## [INSTRUCTION]
Reproduce the records below exactly, leaving out any pictures.

Data records

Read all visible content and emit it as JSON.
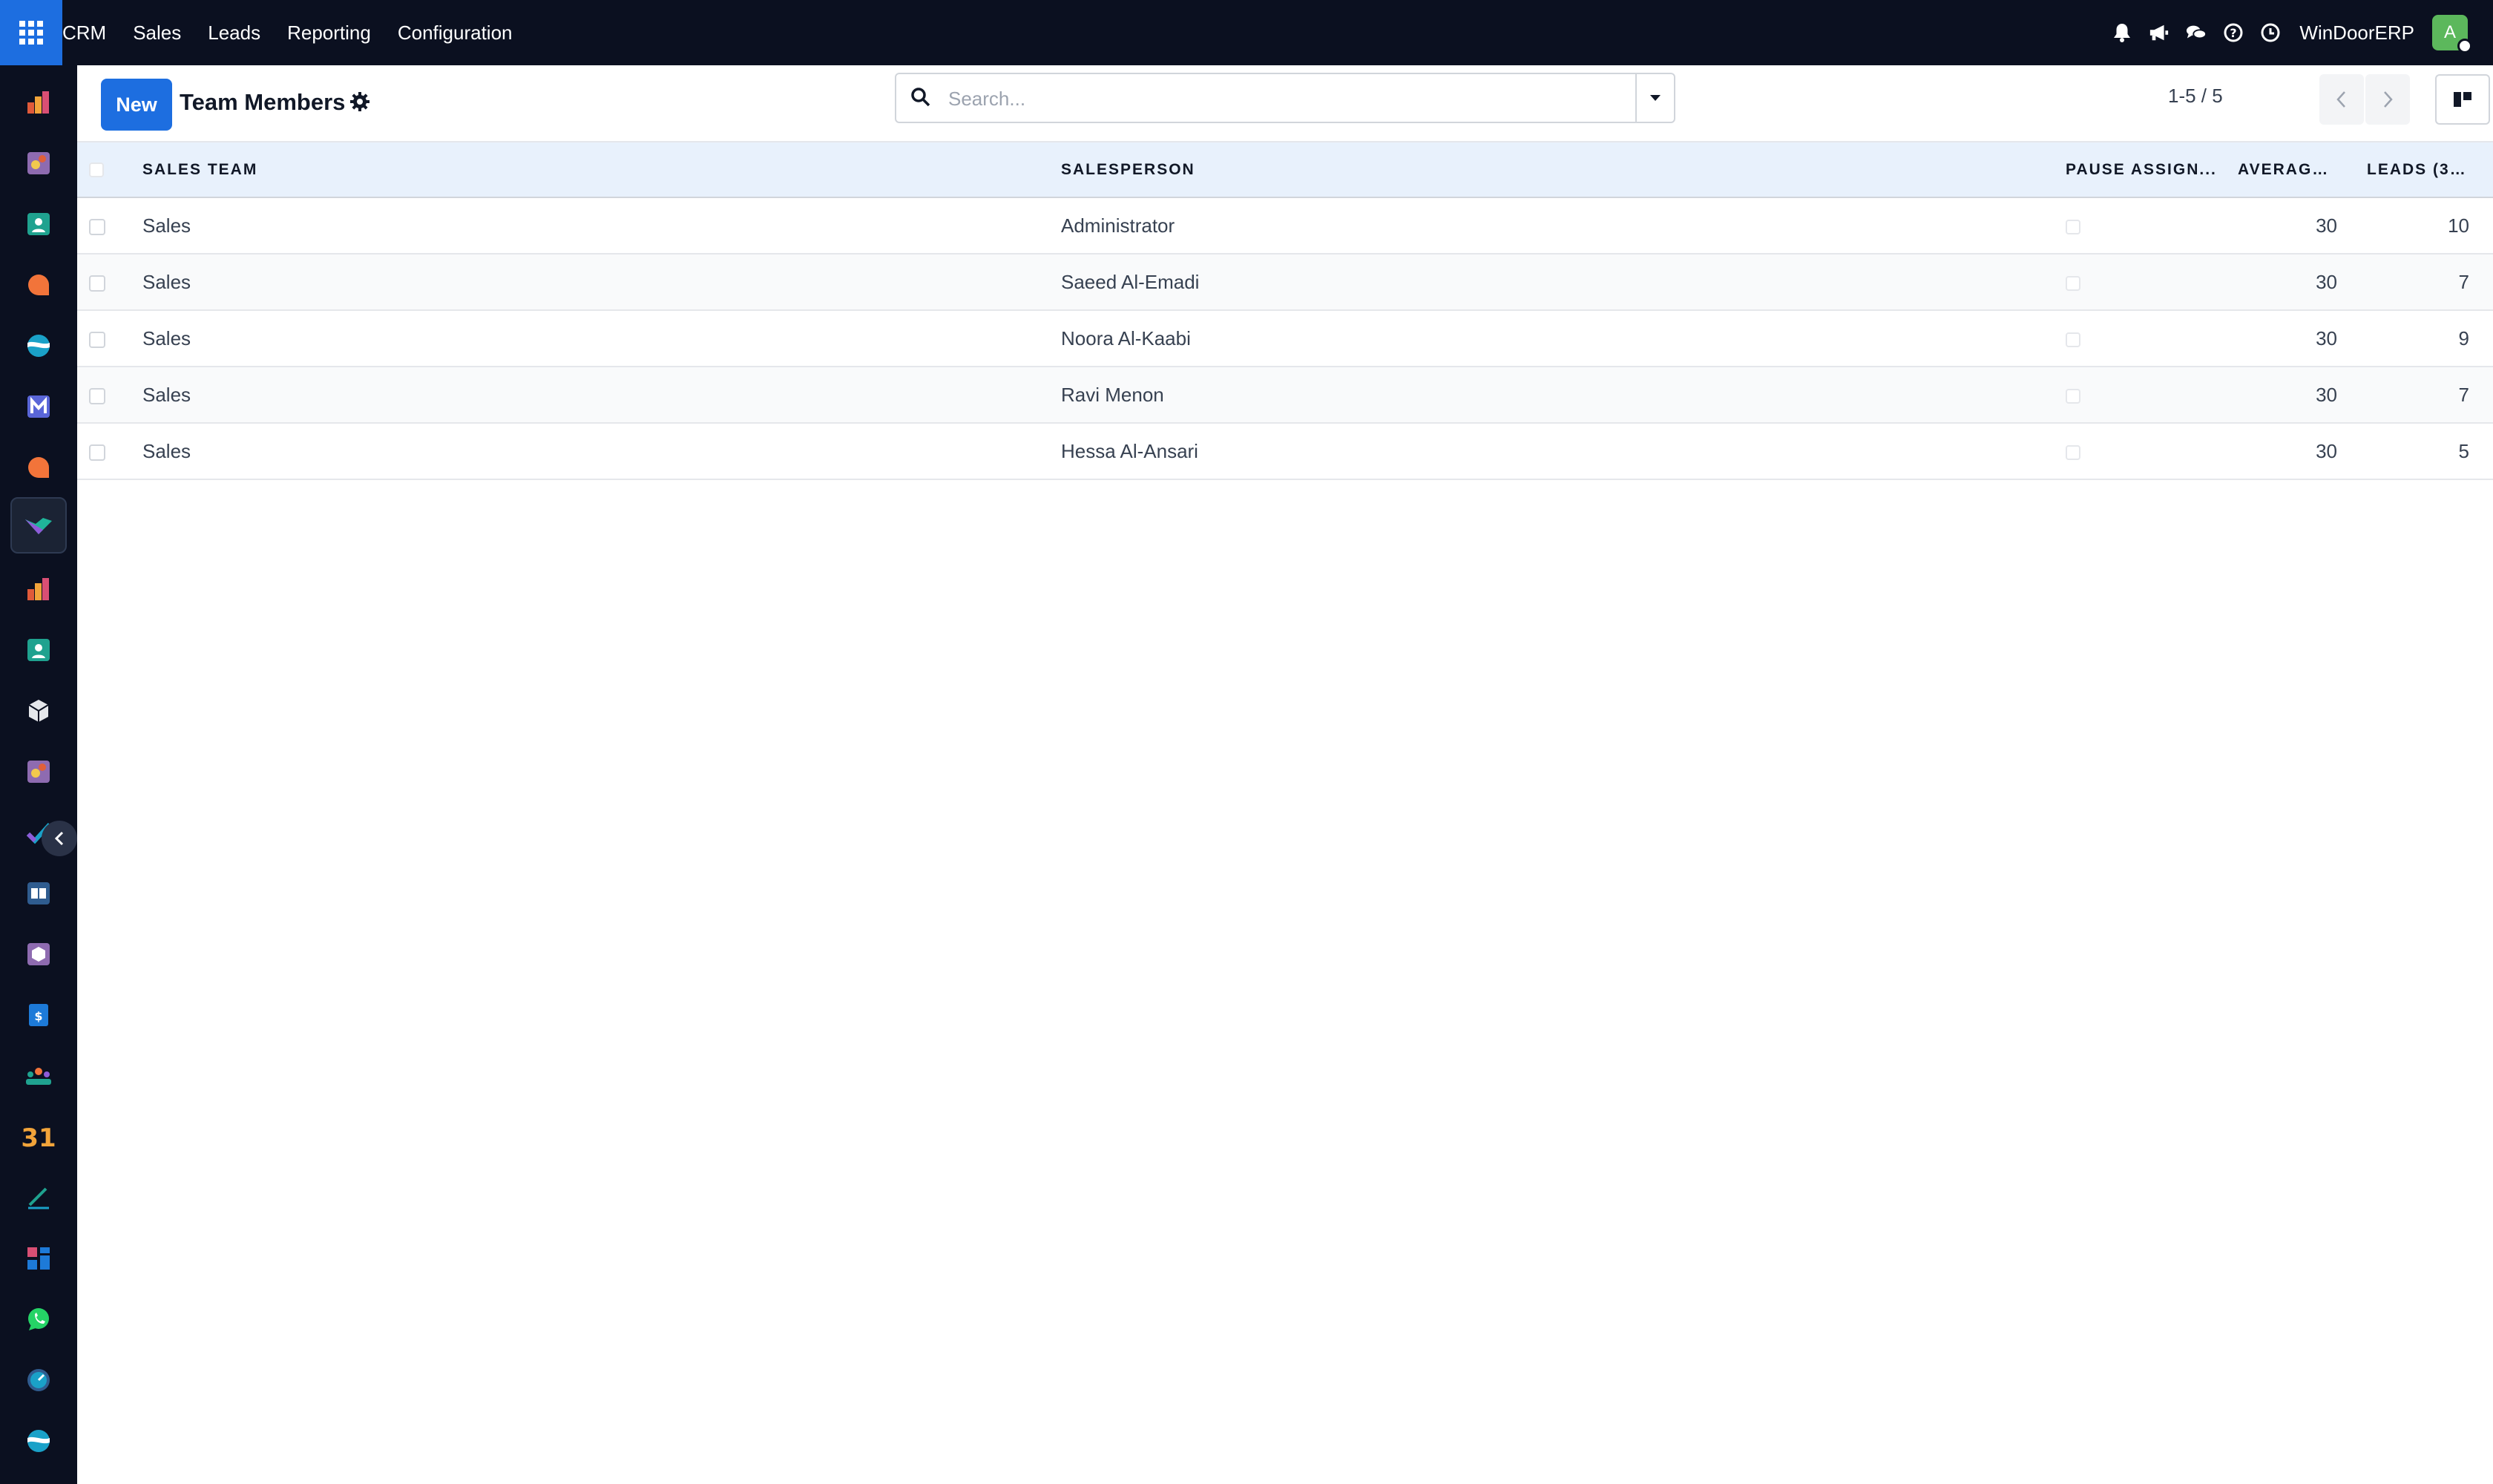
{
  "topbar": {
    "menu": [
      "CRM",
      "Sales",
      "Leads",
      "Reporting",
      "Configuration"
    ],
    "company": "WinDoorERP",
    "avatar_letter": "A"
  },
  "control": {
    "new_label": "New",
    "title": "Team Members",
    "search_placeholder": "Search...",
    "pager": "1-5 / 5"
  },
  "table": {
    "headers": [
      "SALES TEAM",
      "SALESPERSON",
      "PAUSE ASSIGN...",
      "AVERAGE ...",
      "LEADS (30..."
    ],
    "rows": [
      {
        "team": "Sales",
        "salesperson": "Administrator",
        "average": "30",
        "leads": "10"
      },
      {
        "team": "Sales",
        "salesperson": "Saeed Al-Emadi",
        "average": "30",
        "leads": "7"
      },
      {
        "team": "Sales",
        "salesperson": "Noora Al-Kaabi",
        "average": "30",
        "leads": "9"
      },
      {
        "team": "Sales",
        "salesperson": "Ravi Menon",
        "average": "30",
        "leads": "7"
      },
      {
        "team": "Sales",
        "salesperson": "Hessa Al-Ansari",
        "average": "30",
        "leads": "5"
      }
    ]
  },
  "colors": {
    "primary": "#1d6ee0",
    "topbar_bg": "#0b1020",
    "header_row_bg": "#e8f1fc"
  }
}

## [WRITTEN SOLUTION]
Read all visible content and emit it as JSON.
{
  "topbar": {
    "menu": [
      "CRM",
      "Sales",
      "Leads",
      "Reporting",
      "Configuration"
    ],
    "company": "WinDoorERP",
    "avatar_letter": "A"
  },
  "control": {
    "new_label": "New",
    "title": "Team Members",
    "search_placeholder": "Search...",
    "pager": "1-5 / 5"
  },
  "table": {
    "headers": [
      "SALES TEAM",
      "SALESPERSON",
      "PAUSE ASSIGN...",
      "AVERAGE ...",
      "LEADS (30..."
    ],
    "rows": [
      {
        "team": "Sales",
        "salesperson": "Administrator",
        "average": "30",
        "leads": "10"
      },
      {
        "team": "Sales",
        "salesperson": "Saeed Al-Emadi",
        "average": "30",
        "leads": "7"
      },
      {
        "team": "Sales",
        "salesperson": "Noora Al-Kaabi",
        "average": "30",
        "leads": "9"
      },
      {
        "team": "Sales",
        "salesperson": "Ravi Menon",
        "average": "30",
        "leads": "7"
      },
      {
        "team": "Sales",
        "salesperson": "Hessa Al-Ansari",
        "average": "30",
        "leads": "5"
      }
    ]
  },
  "colors": {
    "primary": "#1d6ee0",
    "topbar_bg": "#0b1020",
    "header_row_bg": "#e8f1fc"
  }
}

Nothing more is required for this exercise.